• What the exercise asks: Leave out the pictures, then reproduce the rest of the material exactly.

• Supplied information:
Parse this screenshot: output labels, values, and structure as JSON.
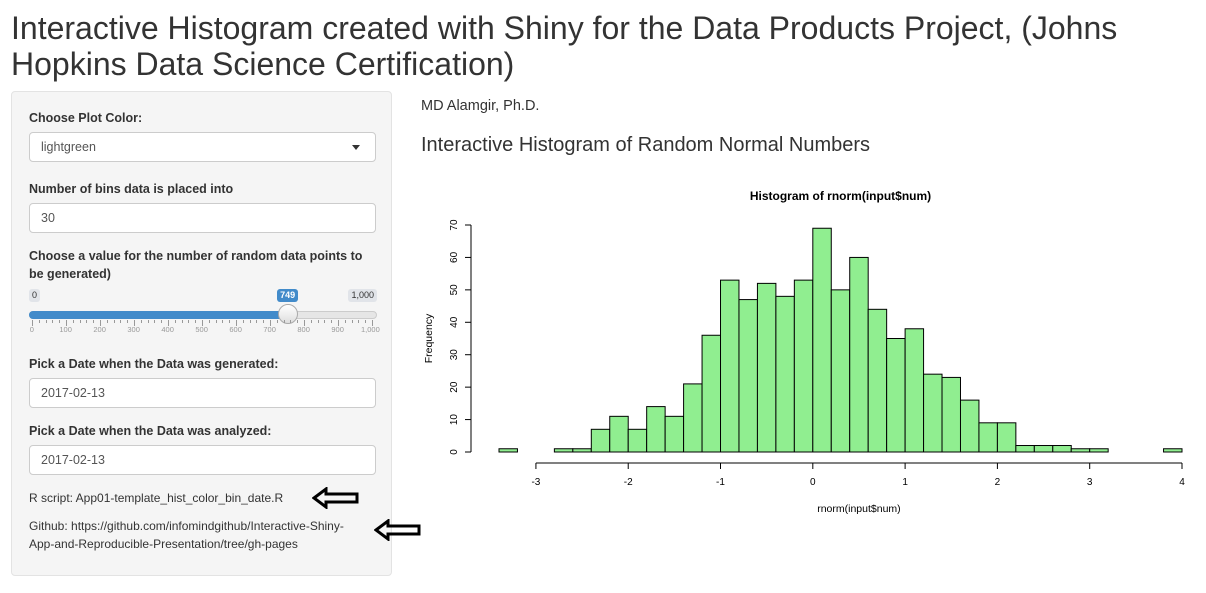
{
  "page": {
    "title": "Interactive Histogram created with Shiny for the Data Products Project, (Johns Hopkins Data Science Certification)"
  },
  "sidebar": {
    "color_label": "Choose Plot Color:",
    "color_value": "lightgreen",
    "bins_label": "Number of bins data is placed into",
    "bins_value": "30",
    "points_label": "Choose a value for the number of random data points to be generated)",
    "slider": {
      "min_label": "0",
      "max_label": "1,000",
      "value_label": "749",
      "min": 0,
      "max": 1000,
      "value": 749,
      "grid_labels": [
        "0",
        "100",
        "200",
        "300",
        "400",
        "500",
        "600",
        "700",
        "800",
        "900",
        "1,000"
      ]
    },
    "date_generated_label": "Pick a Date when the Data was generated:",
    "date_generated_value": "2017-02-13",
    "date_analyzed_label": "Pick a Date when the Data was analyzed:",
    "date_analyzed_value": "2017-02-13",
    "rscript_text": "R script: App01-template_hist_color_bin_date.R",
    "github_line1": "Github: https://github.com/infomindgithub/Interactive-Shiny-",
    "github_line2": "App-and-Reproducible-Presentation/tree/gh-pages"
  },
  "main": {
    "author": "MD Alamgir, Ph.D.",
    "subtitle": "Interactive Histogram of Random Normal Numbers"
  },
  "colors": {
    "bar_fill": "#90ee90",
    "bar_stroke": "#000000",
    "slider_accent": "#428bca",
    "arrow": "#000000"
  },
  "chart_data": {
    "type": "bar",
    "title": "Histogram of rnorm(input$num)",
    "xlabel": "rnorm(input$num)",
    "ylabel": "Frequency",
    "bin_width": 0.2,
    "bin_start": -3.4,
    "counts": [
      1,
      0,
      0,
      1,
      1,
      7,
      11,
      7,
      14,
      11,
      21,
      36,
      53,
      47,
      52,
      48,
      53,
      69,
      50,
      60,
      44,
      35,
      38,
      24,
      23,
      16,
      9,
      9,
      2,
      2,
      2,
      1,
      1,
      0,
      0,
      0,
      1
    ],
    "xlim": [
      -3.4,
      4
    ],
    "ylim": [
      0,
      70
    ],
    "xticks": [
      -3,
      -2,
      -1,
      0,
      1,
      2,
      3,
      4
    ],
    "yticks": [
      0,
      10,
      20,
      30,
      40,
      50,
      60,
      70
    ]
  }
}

• Complete output:
Parse this screenshot: output labels, values, and structure as JSON.
{
  "page": {
    "title": "Interactive Histogram created with Shiny for the Data Products Project, (Johns Hopkins Data Science Certification)"
  },
  "sidebar": {
    "color_label": "Choose Plot Color:",
    "color_value": "lightgreen",
    "bins_label": "Number of bins data is placed into",
    "bins_value": "30",
    "points_label": "Choose a value for the number of random data points to be generated)",
    "slider": {
      "min_label": "0",
      "max_label": "1,000",
      "value_label": "749",
      "min": 0,
      "max": 1000,
      "value": 749,
      "grid_labels": [
        "0",
        "100",
        "200",
        "300",
        "400",
        "500",
        "600",
        "700",
        "800",
        "900",
        "1,000"
      ]
    },
    "date_generated_label": "Pick a Date when the Data was generated:",
    "date_generated_value": "2017-02-13",
    "date_analyzed_label": "Pick a Date when the Data was analyzed:",
    "date_analyzed_value": "2017-02-13",
    "rscript_text": "R script: App01-template_hist_color_bin_date.R",
    "github_line1": "Github: https://github.com/infomindgithub/Interactive-Shiny-",
    "github_line2": "App-and-Reproducible-Presentation/tree/gh-pages"
  },
  "main": {
    "author": "MD Alamgir, Ph.D.",
    "subtitle": "Interactive Histogram of Random Normal Numbers"
  },
  "colors": {
    "bar_fill": "#90ee90",
    "bar_stroke": "#000000",
    "slider_accent": "#428bca",
    "arrow": "#000000"
  },
  "chart_data": {
    "type": "bar",
    "title": "Histogram of rnorm(input$num)",
    "xlabel": "rnorm(input$num)",
    "ylabel": "Frequency",
    "bin_width": 0.2,
    "bin_start": -3.4,
    "counts": [
      1,
      0,
      0,
      1,
      1,
      7,
      11,
      7,
      14,
      11,
      21,
      36,
      53,
      47,
      52,
      48,
      53,
      69,
      50,
      60,
      44,
      35,
      38,
      24,
      23,
      16,
      9,
      9,
      2,
      2,
      2,
      1,
      1,
      0,
      0,
      0,
      1
    ],
    "xlim": [
      -3.4,
      4
    ],
    "ylim": [
      0,
      70
    ],
    "xticks": [
      -3,
      -2,
      -1,
      0,
      1,
      2,
      3,
      4
    ],
    "yticks": [
      0,
      10,
      20,
      30,
      40,
      50,
      60,
      70
    ]
  }
}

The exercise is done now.